> Your objective
Tally the lines in the rows below that contain the string "volume", with case counting. Give only the number.

> Exercise materials
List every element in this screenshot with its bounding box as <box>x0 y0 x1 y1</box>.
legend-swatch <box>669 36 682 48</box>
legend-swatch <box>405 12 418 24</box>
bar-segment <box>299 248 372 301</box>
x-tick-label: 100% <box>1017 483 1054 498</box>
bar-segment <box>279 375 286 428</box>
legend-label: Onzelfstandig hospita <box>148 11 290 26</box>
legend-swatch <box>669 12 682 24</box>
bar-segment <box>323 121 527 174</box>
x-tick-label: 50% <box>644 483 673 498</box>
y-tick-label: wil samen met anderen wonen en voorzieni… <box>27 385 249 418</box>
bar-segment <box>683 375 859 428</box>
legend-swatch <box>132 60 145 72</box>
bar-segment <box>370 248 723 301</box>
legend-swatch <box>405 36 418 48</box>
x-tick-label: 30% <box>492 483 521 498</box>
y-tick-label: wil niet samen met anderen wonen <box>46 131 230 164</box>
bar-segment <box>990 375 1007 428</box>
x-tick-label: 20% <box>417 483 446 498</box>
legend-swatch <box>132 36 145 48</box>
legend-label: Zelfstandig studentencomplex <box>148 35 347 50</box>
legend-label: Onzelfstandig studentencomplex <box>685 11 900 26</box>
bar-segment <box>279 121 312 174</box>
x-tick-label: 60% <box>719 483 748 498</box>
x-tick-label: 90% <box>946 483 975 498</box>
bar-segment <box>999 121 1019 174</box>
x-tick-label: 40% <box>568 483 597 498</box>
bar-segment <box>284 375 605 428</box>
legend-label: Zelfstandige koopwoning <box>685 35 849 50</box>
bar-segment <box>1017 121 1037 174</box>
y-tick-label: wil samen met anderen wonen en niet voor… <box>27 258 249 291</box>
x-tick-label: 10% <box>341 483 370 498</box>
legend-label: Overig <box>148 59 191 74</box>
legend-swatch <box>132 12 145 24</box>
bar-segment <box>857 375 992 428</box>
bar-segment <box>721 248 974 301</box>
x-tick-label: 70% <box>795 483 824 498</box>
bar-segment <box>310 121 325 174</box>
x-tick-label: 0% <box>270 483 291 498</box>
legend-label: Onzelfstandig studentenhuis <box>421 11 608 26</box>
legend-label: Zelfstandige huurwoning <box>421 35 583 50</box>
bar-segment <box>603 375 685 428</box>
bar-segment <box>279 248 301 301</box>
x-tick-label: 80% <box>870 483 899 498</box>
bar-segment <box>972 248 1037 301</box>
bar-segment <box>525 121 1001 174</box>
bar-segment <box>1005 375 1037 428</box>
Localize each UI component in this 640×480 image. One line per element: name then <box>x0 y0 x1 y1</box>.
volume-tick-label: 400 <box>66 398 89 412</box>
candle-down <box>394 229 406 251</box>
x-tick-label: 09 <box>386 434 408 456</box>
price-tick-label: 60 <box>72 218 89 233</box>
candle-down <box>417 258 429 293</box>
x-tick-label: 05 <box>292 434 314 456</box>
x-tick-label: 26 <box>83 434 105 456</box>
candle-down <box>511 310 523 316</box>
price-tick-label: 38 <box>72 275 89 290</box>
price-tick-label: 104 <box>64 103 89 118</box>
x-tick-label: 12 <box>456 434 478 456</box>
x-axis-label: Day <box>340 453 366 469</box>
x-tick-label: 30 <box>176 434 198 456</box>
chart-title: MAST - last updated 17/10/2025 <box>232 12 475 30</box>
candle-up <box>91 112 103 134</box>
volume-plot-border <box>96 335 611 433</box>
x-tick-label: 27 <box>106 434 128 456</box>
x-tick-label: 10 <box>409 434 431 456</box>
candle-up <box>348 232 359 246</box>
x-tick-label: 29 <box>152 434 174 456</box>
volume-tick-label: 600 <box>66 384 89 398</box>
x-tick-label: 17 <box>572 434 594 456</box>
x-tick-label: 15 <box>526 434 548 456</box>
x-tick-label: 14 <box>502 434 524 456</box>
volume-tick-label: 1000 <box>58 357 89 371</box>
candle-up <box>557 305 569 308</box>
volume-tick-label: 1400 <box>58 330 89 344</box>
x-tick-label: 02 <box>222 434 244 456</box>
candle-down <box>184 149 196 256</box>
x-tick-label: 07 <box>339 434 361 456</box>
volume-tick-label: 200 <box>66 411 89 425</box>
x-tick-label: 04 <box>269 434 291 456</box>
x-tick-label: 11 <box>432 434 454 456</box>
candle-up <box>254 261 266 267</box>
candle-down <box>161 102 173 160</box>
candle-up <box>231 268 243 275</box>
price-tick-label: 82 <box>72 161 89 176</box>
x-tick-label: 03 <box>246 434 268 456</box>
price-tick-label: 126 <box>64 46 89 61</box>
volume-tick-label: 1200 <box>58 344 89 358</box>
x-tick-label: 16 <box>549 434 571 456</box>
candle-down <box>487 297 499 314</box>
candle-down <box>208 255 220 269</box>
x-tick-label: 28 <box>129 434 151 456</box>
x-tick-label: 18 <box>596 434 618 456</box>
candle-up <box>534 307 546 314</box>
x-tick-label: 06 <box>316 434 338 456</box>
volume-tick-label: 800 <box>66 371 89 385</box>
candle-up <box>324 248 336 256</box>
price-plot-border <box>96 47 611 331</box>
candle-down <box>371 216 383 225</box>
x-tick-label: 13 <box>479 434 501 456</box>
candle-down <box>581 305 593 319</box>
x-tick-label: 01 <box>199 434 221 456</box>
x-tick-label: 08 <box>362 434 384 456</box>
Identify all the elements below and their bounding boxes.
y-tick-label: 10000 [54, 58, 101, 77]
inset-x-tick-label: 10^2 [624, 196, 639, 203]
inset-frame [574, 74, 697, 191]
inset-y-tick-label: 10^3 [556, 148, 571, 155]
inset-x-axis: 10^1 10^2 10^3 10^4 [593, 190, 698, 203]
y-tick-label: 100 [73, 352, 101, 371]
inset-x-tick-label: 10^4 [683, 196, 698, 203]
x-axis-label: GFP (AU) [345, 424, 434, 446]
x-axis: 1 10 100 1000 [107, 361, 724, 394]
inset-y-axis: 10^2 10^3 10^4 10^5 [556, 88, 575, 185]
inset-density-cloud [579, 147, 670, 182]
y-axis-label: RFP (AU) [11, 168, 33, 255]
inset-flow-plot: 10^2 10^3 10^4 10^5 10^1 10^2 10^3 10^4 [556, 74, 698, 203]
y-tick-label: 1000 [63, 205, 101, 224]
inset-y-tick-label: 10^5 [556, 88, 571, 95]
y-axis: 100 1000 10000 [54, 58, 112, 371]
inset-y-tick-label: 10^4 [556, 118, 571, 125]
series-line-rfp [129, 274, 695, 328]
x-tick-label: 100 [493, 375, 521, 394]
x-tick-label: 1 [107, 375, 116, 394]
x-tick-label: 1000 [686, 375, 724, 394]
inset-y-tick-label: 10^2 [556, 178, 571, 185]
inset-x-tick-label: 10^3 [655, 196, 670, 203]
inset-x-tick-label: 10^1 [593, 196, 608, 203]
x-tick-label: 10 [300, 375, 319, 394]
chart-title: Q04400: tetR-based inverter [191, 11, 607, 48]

> Exercise response
8